GOAL OF THE EXERCISE: Gather from the listing below each line that includes the word "Ctrl", and copy it.

INPUT MATERIAL:
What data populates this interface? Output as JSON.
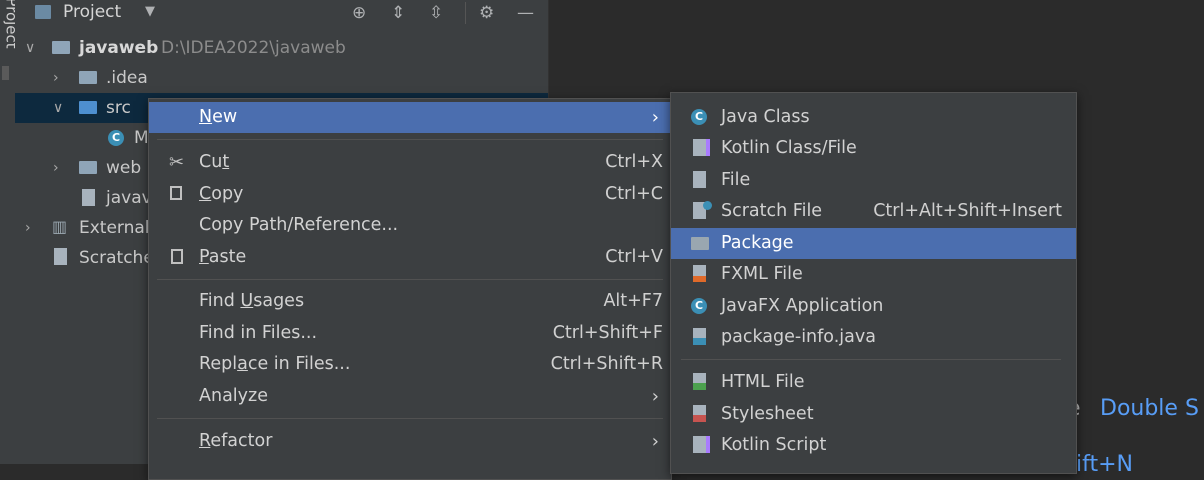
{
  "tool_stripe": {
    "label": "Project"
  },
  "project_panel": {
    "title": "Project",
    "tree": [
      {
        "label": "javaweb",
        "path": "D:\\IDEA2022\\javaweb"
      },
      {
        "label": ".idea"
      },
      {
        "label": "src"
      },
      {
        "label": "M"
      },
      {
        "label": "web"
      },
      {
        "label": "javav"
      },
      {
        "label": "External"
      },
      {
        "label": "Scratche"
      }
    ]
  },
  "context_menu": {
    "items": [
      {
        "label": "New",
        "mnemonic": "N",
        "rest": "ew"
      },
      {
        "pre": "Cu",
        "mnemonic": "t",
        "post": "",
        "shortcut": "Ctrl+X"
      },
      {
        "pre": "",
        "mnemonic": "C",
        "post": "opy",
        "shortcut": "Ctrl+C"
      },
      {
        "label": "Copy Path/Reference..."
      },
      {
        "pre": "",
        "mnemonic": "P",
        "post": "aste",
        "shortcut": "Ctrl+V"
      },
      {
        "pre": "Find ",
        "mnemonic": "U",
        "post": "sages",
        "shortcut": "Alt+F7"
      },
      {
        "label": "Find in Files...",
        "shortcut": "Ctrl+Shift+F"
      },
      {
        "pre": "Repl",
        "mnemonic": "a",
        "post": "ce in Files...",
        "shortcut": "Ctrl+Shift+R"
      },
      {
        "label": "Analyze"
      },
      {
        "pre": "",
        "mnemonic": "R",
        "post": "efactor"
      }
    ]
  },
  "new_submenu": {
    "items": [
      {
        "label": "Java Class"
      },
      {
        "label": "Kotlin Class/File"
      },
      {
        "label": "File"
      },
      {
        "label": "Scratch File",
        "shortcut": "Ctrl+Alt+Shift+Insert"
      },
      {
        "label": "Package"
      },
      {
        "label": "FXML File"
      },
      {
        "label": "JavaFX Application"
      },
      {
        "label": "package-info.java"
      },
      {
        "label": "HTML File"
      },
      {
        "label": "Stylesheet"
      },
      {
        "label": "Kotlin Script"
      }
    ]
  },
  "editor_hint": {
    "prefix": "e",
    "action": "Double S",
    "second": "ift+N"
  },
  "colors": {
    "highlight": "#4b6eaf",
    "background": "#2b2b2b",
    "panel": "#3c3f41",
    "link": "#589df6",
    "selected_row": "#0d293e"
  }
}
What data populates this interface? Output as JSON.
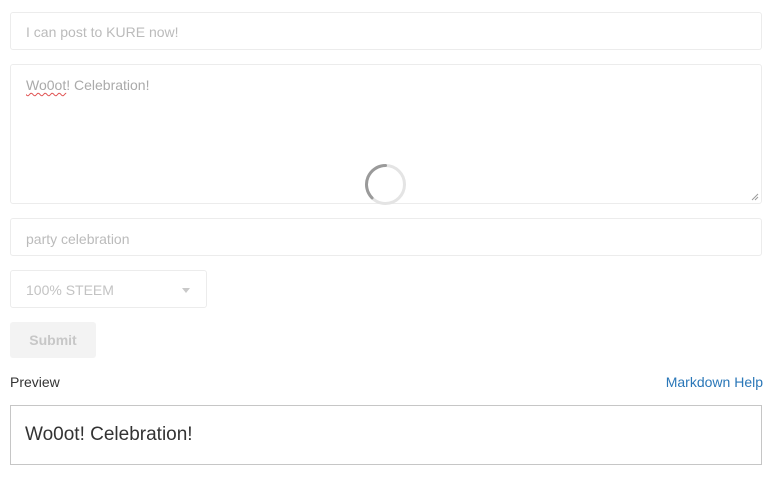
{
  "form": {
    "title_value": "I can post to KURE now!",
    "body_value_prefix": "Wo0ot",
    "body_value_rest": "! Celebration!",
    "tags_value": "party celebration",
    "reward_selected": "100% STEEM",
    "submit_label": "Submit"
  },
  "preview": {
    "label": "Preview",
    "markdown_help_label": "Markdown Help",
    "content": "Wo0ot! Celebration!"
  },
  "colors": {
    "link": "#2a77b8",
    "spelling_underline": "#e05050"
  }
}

RESULT FOR THIS EXERCISE:
        "shortcut": "Ctrl+X"
        "shortcut": "Ctrl+C"
        "shortcut": "Ctrl+V"
        "shortcut": "Ctrl+Shift+F"
        "shortcut": "Ctrl+Shift+R"
        "shortcut": "Ctrl+Alt+Shift+Insert"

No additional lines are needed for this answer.